## Data entries
────────────────────

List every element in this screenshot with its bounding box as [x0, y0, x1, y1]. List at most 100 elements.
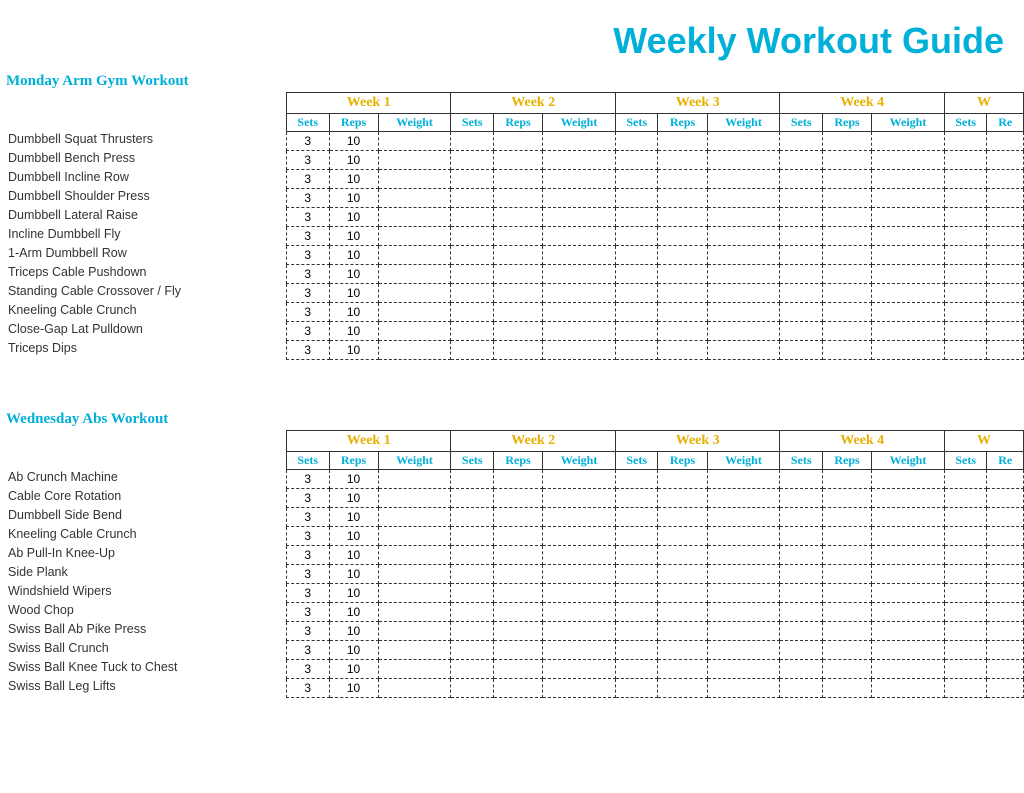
cell-r11-w0-sets[interactable]: 3	[287, 679, 330, 698]
cell-r0-w0-reps[interactable]: 10	[329, 470, 378, 489]
cell-r10-w4-sets[interactable]	[944, 322, 987, 341]
cell-r11-w0-weight[interactable]	[378, 679, 451, 698]
cell-r0-w0-sets[interactable]: 3	[287, 132, 330, 151]
cell-r0-w2-sets[interactable]	[615, 470, 658, 489]
cell-r5-w1-weight[interactable]	[543, 565, 616, 584]
cell-r5-w3-weight[interactable]	[872, 227, 945, 246]
cell-r6-w3-sets[interactable]	[780, 584, 823, 603]
cell-r7-w2-sets[interactable]	[615, 265, 658, 284]
cell-r0-w1-reps[interactable]	[493, 132, 542, 151]
cell-r5-w3-reps[interactable]	[822, 565, 871, 584]
cell-r2-w1-reps[interactable]	[493, 170, 542, 189]
cell-r10-w3-weight[interactable]	[872, 660, 945, 679]
cell-r3-w4-sets[interactable]	[944, 527, 987, 546]
cell-r10-w0-reps[interactable]: 10	[329, 322, 378, 341]
cell-r8-w2-sets[interactable]	[615, 284, 658, 303]
cell-r10-w0-weight[interactable]	[378, 322, 451, 341]
cell-r7-w1-sets[interactable]	[451, 603, 494, 622]
cell-r7-w3-weight[interactable]	[872, 265, 945, 284]
cell-r3-w2-sets[interactable]	[615, 189, 658, 208]
cell-r8-w2-reps[interactable]	[658, 284, 707, 303]
cell-r7-w3-sets[interactable]	[780, 265, 823, 284]
cell-r4-w2-sets[interactable]	[615, 546, 658, 565]
cell-r7-w2-weight[interactable]	[707, 265, 780, 284]
cell-r10-w3-sets[interactable]	[780, 322, 823, 341]
cell-r4-w0-weight[interactable]	[378, 208, 451, 227]
cell-r10-w1-weight[interactable]	[543, 660, 616, 679]
cell-r1-w0-weight[interactable]	[378, 489, 451, 508]
cell-r1-w0-sets[interactable]: 3	[287, 489, 330, 508]
cell-r9-w4-sets[interactable]	[944, 641, 987, 660]
cell-r7-w2-weight[interactable]	[707, 603, 780, 622]
cell-r9-w4-re[interactable]	[987, 641, 1024, 660]
cell-r1-w4-sets[interactable]	[944, 151, 987, 170]
cell-r3-w2-reps[interactable]	[658, 189, 707, 208]
cell-r10-w2-weight[interactable]	[707, 322, 780, 341]
cell-r6-w1-weight[interactable]	[543, 246, 616, 265]
cell-r4-w1-reps[interactable]	[493, 546, 542, 565]
cell-r6-w0-weight[interactable]	[378, 584, 451, 603]
cell-r3-w3-sets[interactable]	[780, 527, 823, 546]
cell-r8-w3-reps[interactable]	[822, 284, 871, 303]
cell-r7-w4-re[interactable]	[987, 603, 1024, 622]
cell-r5-w0-sets[interactable]: 3	[287, 227, 330, 246]
cell-r11-w2-sets[interactable]	[615, 679, 658, 698]
cell-r11-w0-sets[interactable]: 3	[287, 341, 330, 360]
cell-r4-w0-reps[interactable]: 10	[329, 208, 378, 227]
cell-r1-w0-sets[interactable]: 3	[287, 151, 330, 170]
cell-r6-w2-sets[interactable]	[615, 246, 658, 265]
cell-r1-w3-sets[interactable]	[780, 151, 823, 170]
cell-r7-w4-re[interactable]	[987, 265, 1024, 284]
cell-r8-w0-weight[interactable]	[378, 622, 451, 641]
cell-r11-w4-sets[interactable]	[944, 679, 987, 698]
cell-r4-w1-weight[interactable]	[543, 546, 616, 565]
cell-r11-w0-reps[interactable]: 10	[329, 679, 378, 698]
cell-r8-w0-sets[interactable]: 3	[287, 284, 330, 303]
cell-r2-w2-weight[interactable]	[707, 508, 780, 527]
cell-r10-w2-weight[interactable]	[707, 660, 780, 679]
cell-r5-w2-sets[interactable]	[615, 227, 658, 246]
cell-r1-w1-reps[interactable]	[493, 151, 542, 170]
cell-r5-w4-re[interactable]	[987, 227, 1024, 246]
cell-r8-w3-sets[interactable]	[780, 622, 823, 641]
cell-r5-w0-weight[interactable]	[378, 227, 451, 246]
cell-r6-w0-sets[interactable]: 3	[287, 246, 330, 265]
cell-r8-w1-weight[interactable]	[543, 622, 616, 641]
cell-r8-w2-sets[interactable]	[615, 622, 658, 641]
cell-r2-w0-weight[interactable]	[378, 170, 451, 189]
cell-r4-w4-re[interactable]	[987, 208, 1024, 227]
cell-r1-w2-sets[interactable]	[615, 151, 658, 170]
cell-r2-w0-sets[interactable]: 3	[287, 170, 330, 189]
cell-r4-w4-re[interactable]	[987, 546, 1024, 565]
cell-r5-w1-reps[interactable]	[493, 565, 542, 584]
cell-r8-w3-weight[interactable]	[872, 622, 945, 641]
cell-r9-w1-reps[interactable]	[493, 641, 542, 660]
cell-r6-w1-weight[interactable]	[543, 584, 616, 603]
cell-r1-w3-weight[interactable]	[872, 489, 945, 508]
cell-r7-w0-weight[interactable]	[378, 265, 451, 284]
cell-r2-w3-reps[interactable]	[822, 508, 871, 527]
cell-r7-w4-sets[interactable]	[944, 265, 987, 284]
cell-r1-w2-sets[interactable]	[615, 489, 658, 508]
cell-r9-w1-sets[interactable]	[451, 641, 494, 660]
cell-r8-w4-sets[interactable]	[944, 622, 987, 641]
cell-r0-w4-re[interactable]	[987, 132, 1024, 151]
cell-r5-w3-sets[interactable]	[780, 227, 823, 246]
cell-r5-w1-reps[interactable]	[493, 227, 542, 246]
cell-r0-w3-sets[interactable]	[780, 132, 823, 151]
cell-r7-w0-sets[interactable]: 3	[287, 603, 330, 622]
cell-r6-w2-reps[interactable]	[658, 246, 707, 265]
cell-r5-w1-sets[interactable]	[451, 565, 494, 584]
cell-r3-w2-weight[interactable]	[707, 527, 780, 546]
cell-r5-w0-sets[interactable]: 3	[287, 565, 330, 584]
cell-r4-w2-sets[interactable]	[615, 208, 658, 227]
cell-r11-w3-reps[interactable]	[822, 679, 871, 698]
cell-r2-w4-re[interactable]	[987, 508, 1024, 527]
cell-r10-w1-sets[interactable]	[451, 322, 494, 341]
cell-r9-w1-sets[interactable]	[451, 303, 494, 322]
cell-r3-w2-weight[interactable]	[707, 189, 780, 208]
cell-r5-w1-sets[interactable]	[451, 227, 494, 246]
cell-r9-w4-re[interactable]	[987, 303, 1024, 322]
cell-r10-w2-reps[interactable]	[658, 322, 707, 341]
cell-r4-w1-sets[interactable]	[451, 546, 494, 565]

────────────────────

## Task instructions
Count the lines in the listing above that contain the string "elements". Report only the number.

## Answer to this exercise
1